- What to do
Extract and list every line that contains the word "λιπασμάτων".

— begin Given information —

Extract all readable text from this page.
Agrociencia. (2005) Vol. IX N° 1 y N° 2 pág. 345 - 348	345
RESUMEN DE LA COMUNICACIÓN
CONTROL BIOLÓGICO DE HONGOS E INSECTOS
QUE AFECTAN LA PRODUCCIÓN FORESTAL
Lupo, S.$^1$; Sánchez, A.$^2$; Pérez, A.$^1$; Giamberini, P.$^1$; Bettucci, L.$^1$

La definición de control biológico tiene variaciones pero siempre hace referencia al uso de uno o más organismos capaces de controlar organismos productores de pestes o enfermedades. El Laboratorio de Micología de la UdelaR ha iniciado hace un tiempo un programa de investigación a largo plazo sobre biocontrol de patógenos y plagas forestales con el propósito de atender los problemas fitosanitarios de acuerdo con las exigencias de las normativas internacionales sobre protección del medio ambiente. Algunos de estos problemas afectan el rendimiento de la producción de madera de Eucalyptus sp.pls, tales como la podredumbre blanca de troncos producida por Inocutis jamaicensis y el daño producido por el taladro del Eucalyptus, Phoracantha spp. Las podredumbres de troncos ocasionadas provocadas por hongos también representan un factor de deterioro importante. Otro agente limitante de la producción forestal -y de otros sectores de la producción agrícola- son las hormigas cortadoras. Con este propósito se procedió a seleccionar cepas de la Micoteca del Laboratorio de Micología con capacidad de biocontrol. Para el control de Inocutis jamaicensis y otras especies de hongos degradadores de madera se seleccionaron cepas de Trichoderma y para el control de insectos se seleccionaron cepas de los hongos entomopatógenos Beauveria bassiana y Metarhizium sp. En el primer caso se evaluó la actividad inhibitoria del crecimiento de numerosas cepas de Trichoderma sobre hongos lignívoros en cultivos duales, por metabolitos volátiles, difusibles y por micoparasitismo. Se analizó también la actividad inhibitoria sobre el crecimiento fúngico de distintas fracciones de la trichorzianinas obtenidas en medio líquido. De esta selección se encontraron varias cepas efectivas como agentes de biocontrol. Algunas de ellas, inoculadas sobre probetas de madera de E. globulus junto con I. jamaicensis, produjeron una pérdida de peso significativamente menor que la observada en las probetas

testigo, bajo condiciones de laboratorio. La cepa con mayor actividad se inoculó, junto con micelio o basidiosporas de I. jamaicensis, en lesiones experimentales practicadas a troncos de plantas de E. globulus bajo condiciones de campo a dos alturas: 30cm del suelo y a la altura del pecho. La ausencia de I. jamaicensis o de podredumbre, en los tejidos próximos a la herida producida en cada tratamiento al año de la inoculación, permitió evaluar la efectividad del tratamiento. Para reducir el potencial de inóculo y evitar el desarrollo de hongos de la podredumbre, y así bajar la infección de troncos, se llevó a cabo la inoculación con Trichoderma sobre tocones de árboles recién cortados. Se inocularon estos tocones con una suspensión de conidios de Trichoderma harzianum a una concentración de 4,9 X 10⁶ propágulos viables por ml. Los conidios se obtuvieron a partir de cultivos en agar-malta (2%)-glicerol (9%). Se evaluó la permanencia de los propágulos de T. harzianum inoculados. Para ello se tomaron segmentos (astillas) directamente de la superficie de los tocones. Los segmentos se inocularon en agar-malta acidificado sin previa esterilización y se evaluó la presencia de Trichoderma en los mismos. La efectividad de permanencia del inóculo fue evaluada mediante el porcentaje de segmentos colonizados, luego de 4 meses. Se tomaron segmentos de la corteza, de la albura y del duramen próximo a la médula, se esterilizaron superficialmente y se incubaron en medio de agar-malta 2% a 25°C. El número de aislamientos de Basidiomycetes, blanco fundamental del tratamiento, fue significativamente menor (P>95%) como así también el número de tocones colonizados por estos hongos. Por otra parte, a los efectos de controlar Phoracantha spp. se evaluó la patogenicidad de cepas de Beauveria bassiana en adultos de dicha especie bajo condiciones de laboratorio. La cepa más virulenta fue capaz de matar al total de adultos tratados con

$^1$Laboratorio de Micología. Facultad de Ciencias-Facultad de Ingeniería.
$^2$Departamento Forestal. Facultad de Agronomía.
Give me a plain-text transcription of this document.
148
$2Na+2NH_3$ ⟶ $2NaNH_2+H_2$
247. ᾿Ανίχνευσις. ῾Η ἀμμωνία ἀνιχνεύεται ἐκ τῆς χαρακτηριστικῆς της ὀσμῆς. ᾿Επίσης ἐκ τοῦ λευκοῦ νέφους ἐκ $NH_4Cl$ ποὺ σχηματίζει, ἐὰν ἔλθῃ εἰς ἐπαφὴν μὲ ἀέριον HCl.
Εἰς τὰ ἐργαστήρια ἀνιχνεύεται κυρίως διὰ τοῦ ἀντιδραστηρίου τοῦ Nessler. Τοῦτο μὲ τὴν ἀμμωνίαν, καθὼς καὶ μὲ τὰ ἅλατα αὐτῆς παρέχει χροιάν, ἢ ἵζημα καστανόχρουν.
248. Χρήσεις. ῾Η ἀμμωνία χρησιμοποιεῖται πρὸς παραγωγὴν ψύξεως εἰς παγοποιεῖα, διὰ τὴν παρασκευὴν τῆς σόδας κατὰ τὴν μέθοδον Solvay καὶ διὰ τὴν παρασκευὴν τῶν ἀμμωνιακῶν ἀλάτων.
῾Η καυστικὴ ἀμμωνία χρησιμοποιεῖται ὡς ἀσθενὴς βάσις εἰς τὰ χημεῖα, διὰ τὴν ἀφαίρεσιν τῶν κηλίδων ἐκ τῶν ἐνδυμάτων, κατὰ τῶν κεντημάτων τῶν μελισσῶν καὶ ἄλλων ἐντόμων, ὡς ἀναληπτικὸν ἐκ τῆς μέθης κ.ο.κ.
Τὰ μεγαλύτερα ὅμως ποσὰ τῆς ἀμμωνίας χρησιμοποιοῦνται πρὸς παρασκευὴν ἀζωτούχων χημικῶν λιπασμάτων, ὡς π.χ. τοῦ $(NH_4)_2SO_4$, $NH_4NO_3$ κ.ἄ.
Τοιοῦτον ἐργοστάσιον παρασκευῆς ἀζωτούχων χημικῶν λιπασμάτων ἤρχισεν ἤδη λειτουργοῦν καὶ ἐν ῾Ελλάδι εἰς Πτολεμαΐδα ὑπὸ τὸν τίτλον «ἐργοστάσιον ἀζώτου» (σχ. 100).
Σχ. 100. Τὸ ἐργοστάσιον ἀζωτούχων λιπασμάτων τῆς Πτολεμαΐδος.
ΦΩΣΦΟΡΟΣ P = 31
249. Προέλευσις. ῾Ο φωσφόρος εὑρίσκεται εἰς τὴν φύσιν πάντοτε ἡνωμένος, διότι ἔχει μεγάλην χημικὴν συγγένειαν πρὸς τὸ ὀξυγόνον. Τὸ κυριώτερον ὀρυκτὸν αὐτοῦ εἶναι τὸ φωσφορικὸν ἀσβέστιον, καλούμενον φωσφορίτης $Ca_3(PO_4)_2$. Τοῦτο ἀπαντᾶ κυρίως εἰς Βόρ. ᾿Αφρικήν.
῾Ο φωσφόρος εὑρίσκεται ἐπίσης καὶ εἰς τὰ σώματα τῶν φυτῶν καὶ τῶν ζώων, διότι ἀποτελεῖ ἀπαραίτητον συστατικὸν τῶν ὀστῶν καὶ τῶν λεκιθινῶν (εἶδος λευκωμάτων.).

— end Given information —

- Full output
Τὰ μεγαλύτερα ὅμως ποσὰ τῆς ἀμμωνίας χρησιμοποιοῦνται πρὸς παρασκευὴν ἀζωτούχων χημικῶν λιπασμάτων, ὡς π.χ. τοῦ $(NH_4)_2SO_4$, $NH_4NO_3$ κ.ἄ.
Τοιοῦτον ἐργοστάσιον παρασκευῆς ἀζωτούχων χημικῶν λιπασμάτων ἤρχισεν ἤδη λειτουργοῦν καὶ ἐν ῾Ελλάδι εἰς Πτολεμαΐδα ὑπὸ τὸν τίτλον «ἐργοστάσιον ἀζώτου» (σχ. 100).
Σχ. 100. Τὸ ἐργοστάσιον ἀζωτούχων λιπασμάτων τῆς Πτολεμαΐδος.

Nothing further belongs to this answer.